[Dataset excerpts]
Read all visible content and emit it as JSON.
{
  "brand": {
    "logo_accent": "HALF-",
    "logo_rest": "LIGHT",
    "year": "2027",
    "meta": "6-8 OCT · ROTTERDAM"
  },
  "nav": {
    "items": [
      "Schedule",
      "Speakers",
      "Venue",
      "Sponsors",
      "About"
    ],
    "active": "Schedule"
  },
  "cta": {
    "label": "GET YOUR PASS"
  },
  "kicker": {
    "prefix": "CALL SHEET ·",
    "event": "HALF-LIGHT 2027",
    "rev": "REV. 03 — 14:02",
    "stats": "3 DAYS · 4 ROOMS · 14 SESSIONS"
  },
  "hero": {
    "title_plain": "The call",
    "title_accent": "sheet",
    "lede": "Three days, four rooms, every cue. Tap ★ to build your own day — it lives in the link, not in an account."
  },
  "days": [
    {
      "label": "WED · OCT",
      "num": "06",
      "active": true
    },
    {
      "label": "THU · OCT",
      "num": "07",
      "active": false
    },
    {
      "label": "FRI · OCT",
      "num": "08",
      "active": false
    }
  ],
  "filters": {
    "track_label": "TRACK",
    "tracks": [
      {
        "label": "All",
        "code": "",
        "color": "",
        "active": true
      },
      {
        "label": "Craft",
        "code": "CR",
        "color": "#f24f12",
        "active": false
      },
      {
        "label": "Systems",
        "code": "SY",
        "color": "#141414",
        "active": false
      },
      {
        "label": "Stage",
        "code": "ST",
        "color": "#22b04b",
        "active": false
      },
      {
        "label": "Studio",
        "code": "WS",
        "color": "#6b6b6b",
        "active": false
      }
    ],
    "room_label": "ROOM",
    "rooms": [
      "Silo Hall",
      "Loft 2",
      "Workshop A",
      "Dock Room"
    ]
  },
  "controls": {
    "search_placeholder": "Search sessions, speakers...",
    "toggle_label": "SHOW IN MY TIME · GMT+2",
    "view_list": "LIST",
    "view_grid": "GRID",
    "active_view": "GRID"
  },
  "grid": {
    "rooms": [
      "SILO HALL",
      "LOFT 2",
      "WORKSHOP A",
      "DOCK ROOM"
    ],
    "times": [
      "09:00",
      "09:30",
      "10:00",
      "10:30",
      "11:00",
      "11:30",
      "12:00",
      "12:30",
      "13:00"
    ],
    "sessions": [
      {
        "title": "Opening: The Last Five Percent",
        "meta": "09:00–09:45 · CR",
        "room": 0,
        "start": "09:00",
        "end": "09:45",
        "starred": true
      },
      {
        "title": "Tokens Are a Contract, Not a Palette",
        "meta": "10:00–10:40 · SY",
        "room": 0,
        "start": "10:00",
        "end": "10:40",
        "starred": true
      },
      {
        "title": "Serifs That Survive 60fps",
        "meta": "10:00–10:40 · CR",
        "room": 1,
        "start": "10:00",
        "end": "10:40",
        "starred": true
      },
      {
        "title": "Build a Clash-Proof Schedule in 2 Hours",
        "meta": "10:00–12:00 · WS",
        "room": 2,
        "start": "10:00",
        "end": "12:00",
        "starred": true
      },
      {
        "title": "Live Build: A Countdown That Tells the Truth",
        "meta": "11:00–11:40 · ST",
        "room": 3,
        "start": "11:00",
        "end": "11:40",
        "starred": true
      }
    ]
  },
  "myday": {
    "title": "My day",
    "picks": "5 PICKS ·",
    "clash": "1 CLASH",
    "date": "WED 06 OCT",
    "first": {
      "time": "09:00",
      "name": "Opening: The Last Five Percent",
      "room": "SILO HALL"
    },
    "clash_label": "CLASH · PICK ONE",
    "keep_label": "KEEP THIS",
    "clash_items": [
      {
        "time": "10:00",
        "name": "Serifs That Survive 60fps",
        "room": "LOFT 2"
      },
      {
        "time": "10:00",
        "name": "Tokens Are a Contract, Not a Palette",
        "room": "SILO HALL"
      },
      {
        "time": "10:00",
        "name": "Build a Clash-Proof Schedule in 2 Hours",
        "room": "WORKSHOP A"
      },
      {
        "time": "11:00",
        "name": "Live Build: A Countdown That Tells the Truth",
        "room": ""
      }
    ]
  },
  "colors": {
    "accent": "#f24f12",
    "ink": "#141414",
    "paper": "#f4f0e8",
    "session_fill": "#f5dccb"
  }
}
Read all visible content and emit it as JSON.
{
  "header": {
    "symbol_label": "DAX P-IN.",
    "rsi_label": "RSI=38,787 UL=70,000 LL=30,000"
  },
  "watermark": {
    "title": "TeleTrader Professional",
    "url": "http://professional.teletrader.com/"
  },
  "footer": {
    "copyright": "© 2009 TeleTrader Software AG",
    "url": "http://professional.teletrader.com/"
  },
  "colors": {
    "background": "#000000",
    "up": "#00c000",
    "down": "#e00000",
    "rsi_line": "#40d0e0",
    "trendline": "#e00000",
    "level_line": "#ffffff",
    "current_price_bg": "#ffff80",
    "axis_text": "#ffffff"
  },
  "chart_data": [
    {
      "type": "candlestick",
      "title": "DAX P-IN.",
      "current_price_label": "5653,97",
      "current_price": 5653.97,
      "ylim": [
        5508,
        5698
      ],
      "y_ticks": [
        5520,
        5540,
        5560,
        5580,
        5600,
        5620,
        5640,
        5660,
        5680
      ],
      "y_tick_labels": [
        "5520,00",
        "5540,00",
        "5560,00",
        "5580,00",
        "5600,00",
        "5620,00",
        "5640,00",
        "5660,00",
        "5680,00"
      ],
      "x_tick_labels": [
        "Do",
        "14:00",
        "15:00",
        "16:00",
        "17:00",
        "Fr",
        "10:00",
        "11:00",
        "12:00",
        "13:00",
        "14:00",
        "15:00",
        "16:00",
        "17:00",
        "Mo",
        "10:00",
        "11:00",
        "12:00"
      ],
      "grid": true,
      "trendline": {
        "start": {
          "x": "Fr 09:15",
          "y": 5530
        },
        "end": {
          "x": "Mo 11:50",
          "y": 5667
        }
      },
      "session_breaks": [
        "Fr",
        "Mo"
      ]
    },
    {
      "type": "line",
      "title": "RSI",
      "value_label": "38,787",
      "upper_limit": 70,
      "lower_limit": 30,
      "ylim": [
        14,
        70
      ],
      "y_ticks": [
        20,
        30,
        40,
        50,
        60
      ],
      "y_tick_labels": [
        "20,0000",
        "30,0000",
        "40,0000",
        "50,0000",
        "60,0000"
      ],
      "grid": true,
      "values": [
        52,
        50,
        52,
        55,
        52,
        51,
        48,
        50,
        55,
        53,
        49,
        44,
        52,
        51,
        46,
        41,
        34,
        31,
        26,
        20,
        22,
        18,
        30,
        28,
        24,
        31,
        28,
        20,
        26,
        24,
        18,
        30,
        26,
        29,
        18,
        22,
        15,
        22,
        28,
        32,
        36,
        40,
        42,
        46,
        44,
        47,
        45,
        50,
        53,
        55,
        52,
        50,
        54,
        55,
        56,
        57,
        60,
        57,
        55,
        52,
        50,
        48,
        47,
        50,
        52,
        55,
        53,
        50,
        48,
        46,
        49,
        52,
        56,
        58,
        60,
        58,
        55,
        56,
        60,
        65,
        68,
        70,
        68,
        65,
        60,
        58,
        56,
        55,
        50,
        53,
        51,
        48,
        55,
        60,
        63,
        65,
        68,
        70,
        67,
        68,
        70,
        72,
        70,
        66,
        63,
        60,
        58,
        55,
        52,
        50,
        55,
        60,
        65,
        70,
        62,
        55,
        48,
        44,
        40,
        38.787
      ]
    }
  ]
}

What the task asks: Every line of the material must be returned exactly as it appears.

Expected output:
Read all visible content and emit it as JSON.
{
  "brand": {
    "logo_accent": "HALF-",
    "logo_rest": "LIGHT",
    "year": "2027",
    "meta": "6-8 OCT · ROTTERDAM"
  },
  "nav": {
    "items": [
      "Schedule",
      "Speakers",
      "Venue",
      "Sponsors",
      "About"
    ],
    "active": "Schedule"
  },
  "cta": {
    "label": "GET YOUR PASS"
  },
  "kicker": {
    "prefix": "CALL SHEET ·",
    "event": "HALF-LIGHT 2027",
    "rev": "REV. 03 — 14:02",
    "stats": "3 DAYS · 4 ROOMS · 14 SESSIONS"
  },
  "hero": {
    "title_plain": "The call",
    "title_accent": "sheet",
    "lede": "Three days, four rooms, every cue. Tap ★ to build your own day — it lives in the link, not in an account."
  },
  "days": [
    {
      "label": "WED · OCT",
      "num": "06",
      "active": true
    },
    {
      "label": "THU · OCT",
      "num": "07",
      "active": false
    },
    {
      "label": "FRI · OCT",
      "num": "08",
      "active": false
    }
  ],
  "filters": {
    "track_label": "TRACK",
    "tracks": [
      {
        "label": "All",
        "code": "",
        "color": "",
        "active": true
      },
      {
        "label": "Craft",
        "code": "CR",
        "color": "#f24f12",
        "active": false
      },
      {
        "label": "Systems",
        "code": "SY",
        "color": "#141414",
        "active": false
      },
      {
        "label": "Stage",
        "code": "ST",
        "color": "#22b04b",
        "active": false
      },
      {
        "label": "Studio",
        "code": "WS",
        "color": "#6b6b6b",
        "active": false
      }
    ],
    "room_label": "ROOM",
    "rooms": [
      "Silo Hall",
      "Loft 2",
      "Workshop A",
      "Dock Room"
    ]
  },
  "controls": {
    "search_placeholder": "Search sessions, speakers...",
    "toggle_label": "SHOW IN MY TIME · GMT+2",
    "view_list": "LIST",
    "view_grid": "GRID",
    "active_view": "GRID"
  },
  "grid": {
    "rooms": [
      "SILO HALL",
      "LOFT 2",
      "WORKSHOP A",
      "DOCK ROOM"
    ],
    "times": [
      "09:00",
      "09:30",
      "10:00",
      "10:30",
      "11:00",
      "11:30",
      "12:00",
      "12:30",
      "13:00"
    ],
    "sessions": [
      {
        "title": "Opening: The Last Five Percent",
        "meta": "09:00–09:45 · CR",
        "room": 0,
        "start": "09:00",
        "end": "09:45",
        "starred": true
      },
      {
        "title": "Tokens Are a Contract, Not a Palette",
        "meta": "10:00–10:40 · SY",
        "room": 0,
        "start": "10:00",
        "end": "10:40",
        "starred": true
      },
      {
        "title": "Serifs That Survive 60fps",
        "meta": "10:00–10:40 · CR",
        "room": 1,
        "start": "10:00",
        "end": "10:40",
        "starred": true
      },
      {
        "title": "Build a Clash-Proof Schedule in 2 Hours",
        "meta": "10:00–12:00 · WS",
        "room": 2,
        "start": "10:00",
        "end": "12:00",
        "starred": true
      },
      {
        "title": "Live Build: A Countdown That Tells the Truth",
        "meta": "11:00–11:40 · ST",
        "room": 3,
        "start": "11:00",
        "end": "11:40",
        "starred": true
      }
    ]
  },
  "myday": {
    "title": "My day",
    "picks": "5 PICKS ·",
    "clash": "1 CLASH",
    "date": "WED 06 OCT",
    "first": {
      "time": "09:00",
      "name": "Opening: The Last Five Percent",
      "room": "SILO HALL"
    },
    "clash_label": "CLASH · PICK ONE",
    "keep_label": "KEEP THIS",
    "clash_items": [
      {
        "time": "10:00",
        "name": "Serifs That Survive 60fps",
        "room": "LOFT 2"
      },
      {
        "time": "10:00",
        "name": "Tokens Are a Contract, Not a Palette",
        "room": "SILO HALL"
      },
      {
        "time": "10:00",
        "name": "Build a Clash-Proof Schedule in 2 Hours",
        "room": "WORKSHOP A"
      },
      {
        "time": "11:00",
        "name": "Live Build: A Countdown That Tells the Truth",
        "room": ""
      }
    ]
  },
  "colors": {
    "accent": "#f24f12",
    "ink": "#141414",
    "paper": "#f4f0e8",
    "session_fill": "#f5dccb"
  }
}
Read all visible content and emit it as JSON.
{
  "header": {
    "symbol_label": "DAX P-IN.",
    "rsi_label": "RSI=38,787 UL=70,000 LL=30,000"
  },
  "watermark": {
    "title": "TeleTrader Professional",
    "url": "http://professional.teletrader.com/"
  },
  "footer": {
    "copyright": "© 2009 TeleTrader Software AG",
    "url": "http://professional.teletrader.com/"
  },
  "colors": {
    "background": "#000000",
    "up": "#00c000",
    "down": "#e00000",
    "rsi_line": "#40d0e0",
    "trendline": "#e00000",
    "level_line": "#ffffff",
    "current_price_bg": "#ffff80",
    "axis_text": "#ffffff"
  },
  "chart_data": [
    {
      "type": "candlestick",
      "title": "DAX P-IN.",
      "current_price_label": "5653,97",
      "current_price": 5653.97,
      "ylim": [
        5508,
        5698
      ],
      "y_ticks": [
        5520,
        5540,
        5560,
        5580,
        5600,
        5620,
        5640,
        5660,
        5680
      ],
      "y_tick_labels": [
        "5520,00",
        "5540,00",
        "5560,00",
        "5580,00",
        "5600,00",
        "5620,00",
        "5640,00",
        "5660,00",
        "5680,00"
      ],
      "x_tick_labels": [
        "Do",
        "14:00",
        "15:00",
        "16:00",
        "17:00",
        "Fr",
        "10:00",
        "11:00",
        "12:00",
        "13:00",
        "14:00",
        "15:00",
        "16:00",
        "17:00",
        "Mo",
        "10:00",
        "11:00",
        "12:00"
      ],
      "grid": true,
      "trendline": {
        "start": {
          "x": "Fr 09:15",
          "y": 5530
        },
        "end": {
          "x": "Mo 11:50",
          "y": 5667
        }
      },
      "session_breaks": [
        "Fr",
        "Mo"
      ]
    },
    {
      "type": "line",
      "title": "RSI",
      "value_label": "38,787",
      "upper_limit": 70,
      "lower_limit": 30,
      "ylim": [
        14,
        70
      ],
      "y_ticks": [
        20,
        30,
        40,
        50,
        60
      ],
      "y_tick_labels": [
        "20,0000",
        "30,0000",
        "40,0000",
        "50,0000",
        "60,0000"
      ],
      "grid": true,
      "values": [
        52,
        50,
        52,
        55,
        52,
        51,
        48,
        50,
        55,
        53,
        49,
        44,
        52,
        51,
        46,
        41,
        34,
        31,
        26,
        20,
        22,
        18,
        30,
        28,
        24,
        31,
        28,
        20,
        26,
        24,
        18,
        30,
        26,
        29,
        18,
        22,
        15,
        22,
        28,
        32,
        36,
        40,
        42,
        46,
        44,
        47,
        45,
        50,
        53,
        55,
        52,
        50,
        54,
        55,
        56,
        57,
        60,
        57,
        55,
        52,
        50,
        48,
        47,
        50,
        52,
        55,
        53,
        50,
        48,
        46,
        49,
        52,
        56,
        58,
        60,
        58,
        55,
        56,
        60,
        65,
        68,
        70,
        68,
        65,
        60,
        58,
        56,
        55,
        50,
        53,
        51,
        48,
        55,
        60,
        63,
        65,
        68,
        70,
        67,
        68,
        70,
        72,
        70,
        66,
        63,
        60,
        58,
        55,
        52,
        50,
        55,
        60,
        65,
        70,
        62,
        55,
        48,
        44,
        40,
        38.787
      ]
    }
  ]
}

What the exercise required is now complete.